= Brief =
Quote word for word from the line holding "Output the underlying" to the last line below, including both, and omit any pictures.

= Records provided =
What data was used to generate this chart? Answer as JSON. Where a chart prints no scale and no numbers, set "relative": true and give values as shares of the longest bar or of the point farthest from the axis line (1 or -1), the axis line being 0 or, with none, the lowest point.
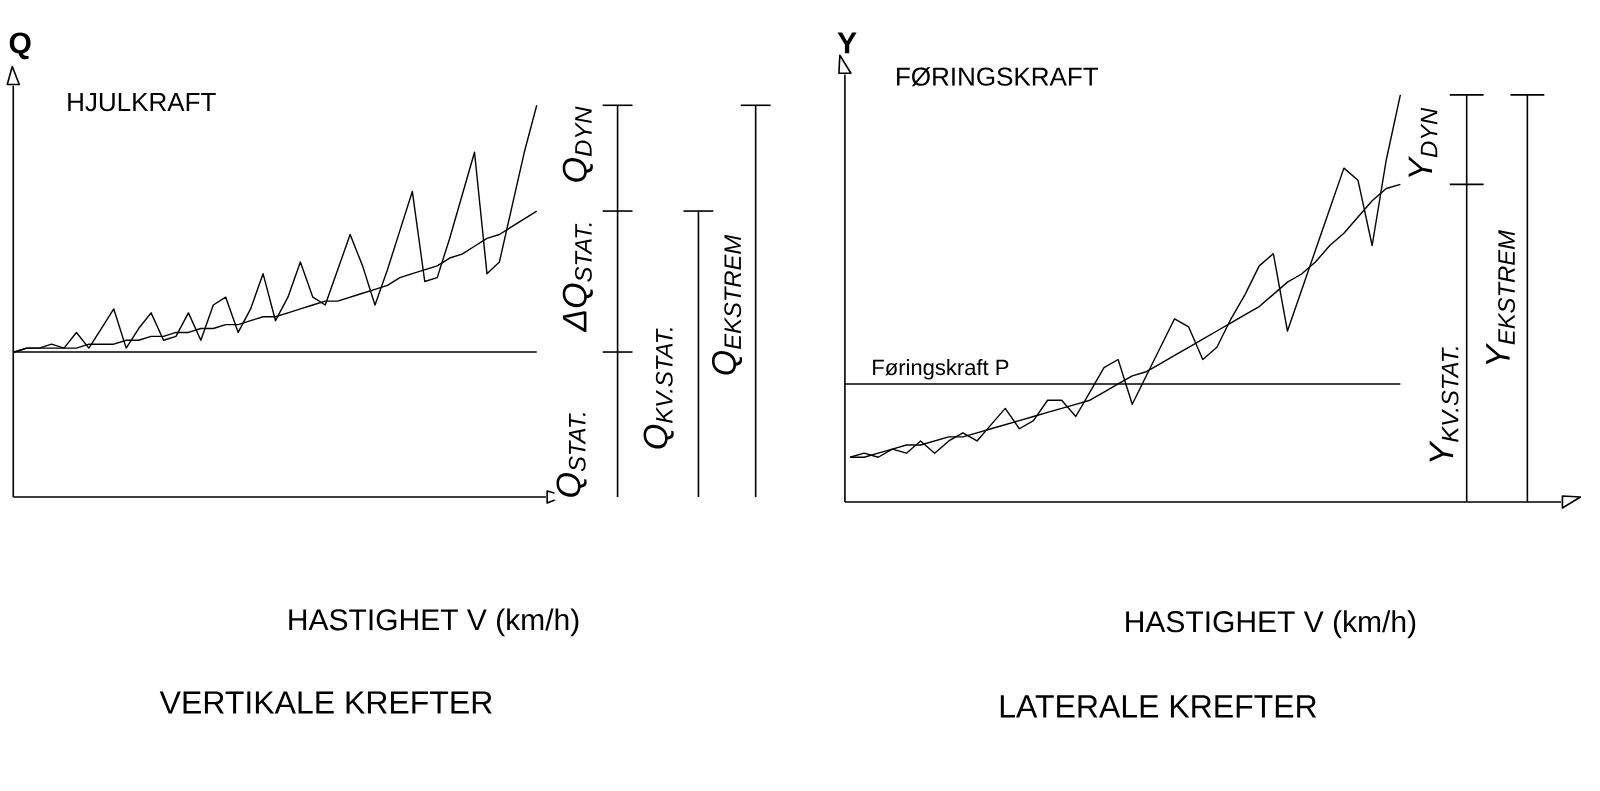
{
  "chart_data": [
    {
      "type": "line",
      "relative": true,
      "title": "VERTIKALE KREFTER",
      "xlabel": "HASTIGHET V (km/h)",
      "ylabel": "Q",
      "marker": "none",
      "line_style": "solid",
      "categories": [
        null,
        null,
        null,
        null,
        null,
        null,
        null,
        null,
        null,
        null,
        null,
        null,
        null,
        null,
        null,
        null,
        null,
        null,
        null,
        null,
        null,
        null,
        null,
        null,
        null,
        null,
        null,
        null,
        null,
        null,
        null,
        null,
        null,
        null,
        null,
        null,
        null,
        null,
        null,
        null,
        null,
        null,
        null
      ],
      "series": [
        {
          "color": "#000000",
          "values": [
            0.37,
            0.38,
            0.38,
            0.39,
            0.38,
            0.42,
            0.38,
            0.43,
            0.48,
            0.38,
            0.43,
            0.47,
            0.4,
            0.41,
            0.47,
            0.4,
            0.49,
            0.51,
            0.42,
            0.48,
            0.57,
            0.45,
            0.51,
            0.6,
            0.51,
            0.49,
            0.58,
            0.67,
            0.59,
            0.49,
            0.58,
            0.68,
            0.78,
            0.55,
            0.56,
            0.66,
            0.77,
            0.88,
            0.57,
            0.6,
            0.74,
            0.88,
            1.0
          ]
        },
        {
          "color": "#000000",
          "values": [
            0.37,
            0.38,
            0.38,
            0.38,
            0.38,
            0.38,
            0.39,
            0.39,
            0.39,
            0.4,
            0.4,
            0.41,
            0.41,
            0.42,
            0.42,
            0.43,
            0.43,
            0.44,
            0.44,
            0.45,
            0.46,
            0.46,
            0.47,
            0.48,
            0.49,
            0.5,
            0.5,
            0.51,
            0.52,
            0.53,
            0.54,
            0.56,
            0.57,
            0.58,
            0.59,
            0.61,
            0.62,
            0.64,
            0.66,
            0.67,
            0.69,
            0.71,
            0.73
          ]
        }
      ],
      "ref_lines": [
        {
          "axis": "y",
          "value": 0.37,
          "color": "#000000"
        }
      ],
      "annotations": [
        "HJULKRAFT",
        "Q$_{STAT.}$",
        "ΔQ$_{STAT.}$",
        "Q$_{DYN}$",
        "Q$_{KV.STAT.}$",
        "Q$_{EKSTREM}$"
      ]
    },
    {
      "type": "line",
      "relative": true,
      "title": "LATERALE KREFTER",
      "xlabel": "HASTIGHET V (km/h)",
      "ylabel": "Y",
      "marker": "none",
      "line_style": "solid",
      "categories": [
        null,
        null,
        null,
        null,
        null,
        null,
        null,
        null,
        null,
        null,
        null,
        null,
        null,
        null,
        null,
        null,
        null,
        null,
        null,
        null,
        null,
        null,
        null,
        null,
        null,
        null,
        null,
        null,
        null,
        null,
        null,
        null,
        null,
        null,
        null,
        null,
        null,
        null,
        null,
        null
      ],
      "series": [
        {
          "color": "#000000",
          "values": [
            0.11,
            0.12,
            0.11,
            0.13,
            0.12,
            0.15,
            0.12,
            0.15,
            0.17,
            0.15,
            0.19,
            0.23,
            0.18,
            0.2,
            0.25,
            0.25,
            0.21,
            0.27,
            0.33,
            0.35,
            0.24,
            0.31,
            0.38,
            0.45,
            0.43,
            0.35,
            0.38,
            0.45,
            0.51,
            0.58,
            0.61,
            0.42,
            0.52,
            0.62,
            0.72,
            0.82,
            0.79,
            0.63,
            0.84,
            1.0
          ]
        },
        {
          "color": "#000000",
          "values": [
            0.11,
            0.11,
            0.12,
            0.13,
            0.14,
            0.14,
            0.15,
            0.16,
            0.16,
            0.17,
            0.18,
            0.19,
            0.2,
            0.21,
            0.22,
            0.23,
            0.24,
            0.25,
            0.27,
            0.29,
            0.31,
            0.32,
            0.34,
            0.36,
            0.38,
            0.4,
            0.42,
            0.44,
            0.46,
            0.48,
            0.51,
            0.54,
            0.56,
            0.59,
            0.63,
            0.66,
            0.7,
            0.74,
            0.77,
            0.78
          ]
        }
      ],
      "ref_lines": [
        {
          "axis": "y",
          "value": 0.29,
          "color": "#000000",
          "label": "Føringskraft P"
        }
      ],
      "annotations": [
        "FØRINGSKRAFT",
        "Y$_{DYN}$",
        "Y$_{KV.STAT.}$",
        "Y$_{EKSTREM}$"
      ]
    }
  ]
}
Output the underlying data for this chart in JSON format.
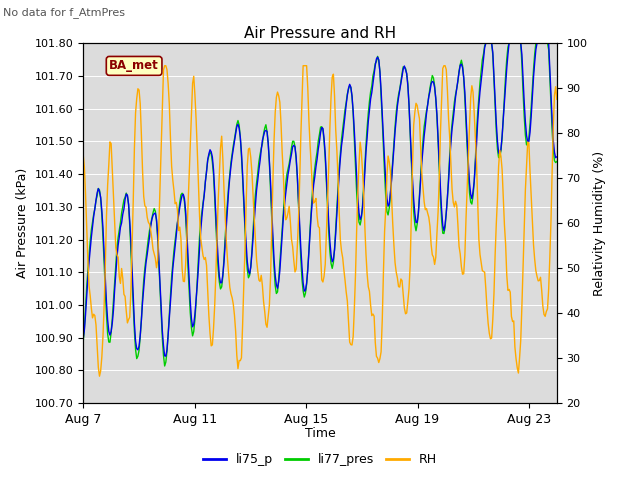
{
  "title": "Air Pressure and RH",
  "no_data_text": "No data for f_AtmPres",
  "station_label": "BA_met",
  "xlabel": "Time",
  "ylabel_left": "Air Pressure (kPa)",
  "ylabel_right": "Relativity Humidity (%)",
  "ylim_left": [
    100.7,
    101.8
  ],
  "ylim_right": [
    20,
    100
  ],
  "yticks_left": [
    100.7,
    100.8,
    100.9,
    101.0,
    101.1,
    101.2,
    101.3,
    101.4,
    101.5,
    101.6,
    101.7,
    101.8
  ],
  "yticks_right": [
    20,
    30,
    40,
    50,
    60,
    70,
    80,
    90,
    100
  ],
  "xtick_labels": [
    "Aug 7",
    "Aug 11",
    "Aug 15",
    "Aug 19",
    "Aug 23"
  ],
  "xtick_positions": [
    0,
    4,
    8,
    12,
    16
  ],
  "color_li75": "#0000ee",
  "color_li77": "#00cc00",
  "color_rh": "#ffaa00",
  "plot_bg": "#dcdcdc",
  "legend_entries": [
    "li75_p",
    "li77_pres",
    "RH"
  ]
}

= Response to the task =
Output the underlying data for this chart in JSON format.
{
  "title": "Air Pressure and RH",
  "no_data_text": "No data for f_AtmPres",
  "station_label": "BA_met",
  "xlabel": "Time",
  "ylabel_left": "Air Pressure (kPa)",
  "ylabel_right": "Relativity Humidity (%)",
  "ylim_left": [
    100.7,
    101.8
  ],
  "ylim_right": [
    20,
    100
  ],
  "yticks_left": [
    100.7,
    100.8,
    100.9,
    101.0,
    101.1,
    101.2,
    101.3,
    101.4,
    101.5,
    101.6,
    101.7,
    101.8
  ],
  "yticks_right": [
    20,
    30,
    40,
    50,
    60,
    70,
    80,
    90,
    100
  ],
  "xtick_labels": [
    "Aug 7",
    "Aug 11",
    "Aug 15",
    "Aug 19",
    "Aug 23"
  ],
  "xtick_positions": [
    0,
    4,
    8,
    12,
    16
  ],
  "color_li75": "#0000ee",
  "color_li77": "#00cc00",
  "color_rh": "#ffaa00",
  "plot_bg": "#dcdcdc",
  "legend_entries": [
    "li75_p",
    "li77_pres",
    "RH"
  ]
}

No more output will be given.